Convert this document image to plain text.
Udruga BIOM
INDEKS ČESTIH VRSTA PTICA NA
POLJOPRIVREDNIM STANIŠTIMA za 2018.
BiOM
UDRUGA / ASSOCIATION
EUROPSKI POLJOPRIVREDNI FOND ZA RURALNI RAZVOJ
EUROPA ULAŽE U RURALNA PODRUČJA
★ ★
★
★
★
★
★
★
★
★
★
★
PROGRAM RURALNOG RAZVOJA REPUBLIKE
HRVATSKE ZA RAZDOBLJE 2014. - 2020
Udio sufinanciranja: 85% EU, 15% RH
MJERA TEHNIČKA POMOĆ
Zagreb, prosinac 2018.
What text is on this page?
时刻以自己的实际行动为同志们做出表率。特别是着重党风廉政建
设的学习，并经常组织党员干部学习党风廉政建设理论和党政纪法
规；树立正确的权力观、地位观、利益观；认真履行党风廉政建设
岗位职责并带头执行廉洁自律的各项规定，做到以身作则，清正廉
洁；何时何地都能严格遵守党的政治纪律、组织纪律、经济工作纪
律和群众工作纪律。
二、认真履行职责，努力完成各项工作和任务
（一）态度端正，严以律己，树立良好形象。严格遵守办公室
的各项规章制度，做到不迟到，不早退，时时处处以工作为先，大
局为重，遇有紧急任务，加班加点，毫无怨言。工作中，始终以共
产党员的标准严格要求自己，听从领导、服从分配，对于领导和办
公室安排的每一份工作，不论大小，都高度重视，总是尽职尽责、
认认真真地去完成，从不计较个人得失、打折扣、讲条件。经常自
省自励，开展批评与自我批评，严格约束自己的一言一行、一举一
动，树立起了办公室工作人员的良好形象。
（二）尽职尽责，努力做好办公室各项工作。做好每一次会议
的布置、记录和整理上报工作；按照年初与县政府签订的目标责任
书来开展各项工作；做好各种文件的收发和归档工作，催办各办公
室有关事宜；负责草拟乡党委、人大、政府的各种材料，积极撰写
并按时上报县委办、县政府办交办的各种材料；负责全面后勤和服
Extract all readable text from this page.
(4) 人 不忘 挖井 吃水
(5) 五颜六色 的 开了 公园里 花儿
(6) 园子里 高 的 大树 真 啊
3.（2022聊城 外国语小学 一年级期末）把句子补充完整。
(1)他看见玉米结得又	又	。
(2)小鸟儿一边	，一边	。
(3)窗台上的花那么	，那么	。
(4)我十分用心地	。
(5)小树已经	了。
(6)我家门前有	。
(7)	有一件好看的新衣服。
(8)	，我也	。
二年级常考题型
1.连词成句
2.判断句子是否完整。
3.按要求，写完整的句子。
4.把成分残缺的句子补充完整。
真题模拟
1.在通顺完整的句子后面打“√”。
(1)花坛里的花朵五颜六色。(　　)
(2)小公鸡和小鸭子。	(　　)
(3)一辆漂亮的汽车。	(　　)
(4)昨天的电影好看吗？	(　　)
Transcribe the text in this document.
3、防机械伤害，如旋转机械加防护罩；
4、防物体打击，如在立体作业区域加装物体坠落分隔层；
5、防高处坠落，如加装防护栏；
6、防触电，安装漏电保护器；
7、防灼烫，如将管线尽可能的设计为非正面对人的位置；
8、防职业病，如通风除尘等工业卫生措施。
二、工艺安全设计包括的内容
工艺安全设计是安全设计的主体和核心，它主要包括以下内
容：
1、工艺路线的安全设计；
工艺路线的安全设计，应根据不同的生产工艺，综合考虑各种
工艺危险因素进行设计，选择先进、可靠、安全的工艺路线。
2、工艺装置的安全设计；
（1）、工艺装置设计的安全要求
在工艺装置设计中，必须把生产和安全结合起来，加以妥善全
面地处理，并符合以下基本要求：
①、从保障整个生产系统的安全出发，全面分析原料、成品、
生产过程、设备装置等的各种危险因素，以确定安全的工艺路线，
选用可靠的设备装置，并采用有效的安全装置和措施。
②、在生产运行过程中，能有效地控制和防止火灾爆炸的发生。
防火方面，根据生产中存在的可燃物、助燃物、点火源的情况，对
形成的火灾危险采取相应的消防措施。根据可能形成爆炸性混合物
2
☆ ☆ ☆ ☆ ☆ ☆ ☆
Task brief
Write out every line of the entries that holds the word "page".

Solution to this exercise
What text is on this page?
Extract all readable text from this page.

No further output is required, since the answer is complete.